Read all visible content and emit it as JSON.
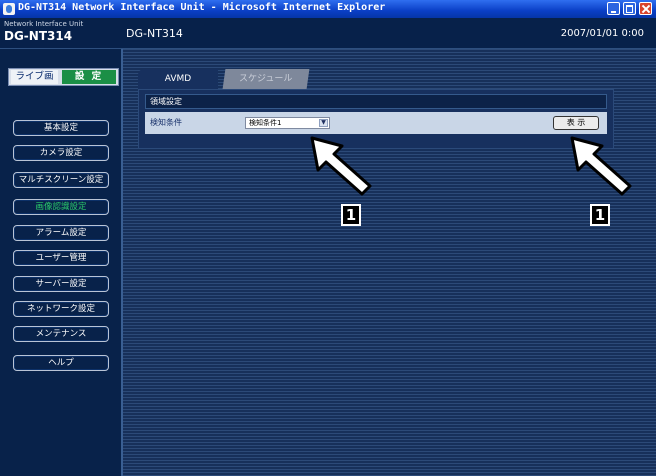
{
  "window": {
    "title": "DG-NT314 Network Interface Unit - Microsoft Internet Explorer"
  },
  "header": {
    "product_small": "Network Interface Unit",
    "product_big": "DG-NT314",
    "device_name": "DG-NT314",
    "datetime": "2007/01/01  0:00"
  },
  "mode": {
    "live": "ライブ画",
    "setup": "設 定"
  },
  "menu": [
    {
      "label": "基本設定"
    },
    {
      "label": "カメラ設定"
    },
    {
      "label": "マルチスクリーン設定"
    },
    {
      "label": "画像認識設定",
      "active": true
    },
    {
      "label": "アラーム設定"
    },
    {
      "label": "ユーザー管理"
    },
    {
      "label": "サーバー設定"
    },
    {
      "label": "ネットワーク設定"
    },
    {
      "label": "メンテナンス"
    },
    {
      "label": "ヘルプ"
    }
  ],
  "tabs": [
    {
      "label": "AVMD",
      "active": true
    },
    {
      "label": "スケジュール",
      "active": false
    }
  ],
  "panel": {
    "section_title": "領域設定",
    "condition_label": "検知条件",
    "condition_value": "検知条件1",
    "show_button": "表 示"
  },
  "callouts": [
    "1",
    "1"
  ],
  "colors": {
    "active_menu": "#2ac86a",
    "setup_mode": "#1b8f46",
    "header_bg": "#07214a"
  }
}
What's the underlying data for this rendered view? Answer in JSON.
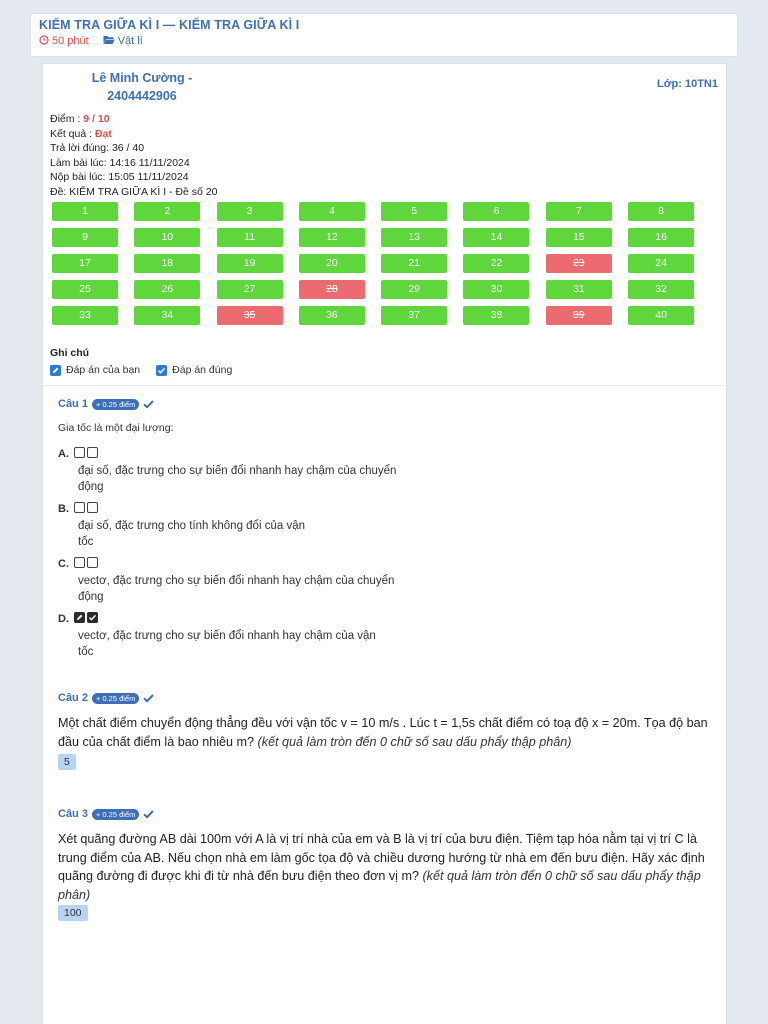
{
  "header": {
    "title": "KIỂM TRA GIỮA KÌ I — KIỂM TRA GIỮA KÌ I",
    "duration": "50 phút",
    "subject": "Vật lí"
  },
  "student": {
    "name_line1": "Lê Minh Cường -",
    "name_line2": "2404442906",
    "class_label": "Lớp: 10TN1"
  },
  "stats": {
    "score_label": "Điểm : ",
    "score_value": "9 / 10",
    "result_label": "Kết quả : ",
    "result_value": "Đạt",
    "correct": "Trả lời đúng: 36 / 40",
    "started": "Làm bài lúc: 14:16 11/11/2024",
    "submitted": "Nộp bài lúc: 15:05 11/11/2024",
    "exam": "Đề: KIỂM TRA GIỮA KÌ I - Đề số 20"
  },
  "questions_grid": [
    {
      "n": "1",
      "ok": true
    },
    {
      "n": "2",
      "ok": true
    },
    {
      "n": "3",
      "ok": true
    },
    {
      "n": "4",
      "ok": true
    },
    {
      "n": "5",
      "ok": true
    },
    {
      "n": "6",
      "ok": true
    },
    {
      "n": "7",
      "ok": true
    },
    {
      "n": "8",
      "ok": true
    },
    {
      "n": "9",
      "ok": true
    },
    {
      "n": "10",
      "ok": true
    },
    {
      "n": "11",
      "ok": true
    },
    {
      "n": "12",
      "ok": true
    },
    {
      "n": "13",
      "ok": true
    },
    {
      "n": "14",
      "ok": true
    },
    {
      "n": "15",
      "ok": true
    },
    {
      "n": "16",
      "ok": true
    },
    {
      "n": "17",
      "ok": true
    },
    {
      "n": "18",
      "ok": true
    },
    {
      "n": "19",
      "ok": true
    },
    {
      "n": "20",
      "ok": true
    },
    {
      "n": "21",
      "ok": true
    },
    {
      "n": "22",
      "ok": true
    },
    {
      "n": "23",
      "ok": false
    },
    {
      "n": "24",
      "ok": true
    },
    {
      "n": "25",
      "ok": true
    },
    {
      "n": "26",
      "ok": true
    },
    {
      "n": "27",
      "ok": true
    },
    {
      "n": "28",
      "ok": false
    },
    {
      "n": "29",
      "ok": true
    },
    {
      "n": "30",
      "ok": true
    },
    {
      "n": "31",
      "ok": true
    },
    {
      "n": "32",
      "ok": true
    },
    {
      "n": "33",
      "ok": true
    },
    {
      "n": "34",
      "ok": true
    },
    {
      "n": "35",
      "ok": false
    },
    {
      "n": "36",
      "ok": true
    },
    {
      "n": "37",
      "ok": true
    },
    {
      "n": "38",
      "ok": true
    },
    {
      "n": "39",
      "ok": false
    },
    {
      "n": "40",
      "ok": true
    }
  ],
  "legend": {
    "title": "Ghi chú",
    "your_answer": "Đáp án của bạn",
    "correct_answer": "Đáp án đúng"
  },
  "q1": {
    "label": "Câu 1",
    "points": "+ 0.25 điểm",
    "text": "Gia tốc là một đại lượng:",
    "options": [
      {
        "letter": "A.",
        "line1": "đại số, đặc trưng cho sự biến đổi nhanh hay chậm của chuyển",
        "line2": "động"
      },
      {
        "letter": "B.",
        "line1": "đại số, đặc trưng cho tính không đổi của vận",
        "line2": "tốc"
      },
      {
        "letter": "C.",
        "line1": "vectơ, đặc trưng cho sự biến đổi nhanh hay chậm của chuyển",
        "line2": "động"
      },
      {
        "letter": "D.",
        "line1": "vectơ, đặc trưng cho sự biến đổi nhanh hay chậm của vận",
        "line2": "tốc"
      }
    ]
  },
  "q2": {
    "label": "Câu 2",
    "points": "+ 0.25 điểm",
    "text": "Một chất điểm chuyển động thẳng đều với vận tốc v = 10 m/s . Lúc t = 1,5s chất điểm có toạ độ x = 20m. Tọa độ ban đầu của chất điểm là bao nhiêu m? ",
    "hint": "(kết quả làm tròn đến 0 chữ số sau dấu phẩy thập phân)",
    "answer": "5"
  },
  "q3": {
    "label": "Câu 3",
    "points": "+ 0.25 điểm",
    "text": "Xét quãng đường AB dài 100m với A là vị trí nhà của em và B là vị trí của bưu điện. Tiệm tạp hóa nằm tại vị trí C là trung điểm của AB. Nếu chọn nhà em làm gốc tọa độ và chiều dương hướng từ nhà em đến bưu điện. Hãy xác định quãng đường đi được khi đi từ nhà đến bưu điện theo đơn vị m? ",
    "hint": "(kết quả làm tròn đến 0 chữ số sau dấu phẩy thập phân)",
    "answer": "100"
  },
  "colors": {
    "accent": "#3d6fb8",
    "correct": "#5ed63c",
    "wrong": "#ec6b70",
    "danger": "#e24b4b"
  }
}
════════════════════
## Problem to solve
Gather all lines of the records that include the word "đúng".

## Solution
    "correct": "Trả lời đúng: 36 / 40",
    "correct_answer": "Đáp án đúng"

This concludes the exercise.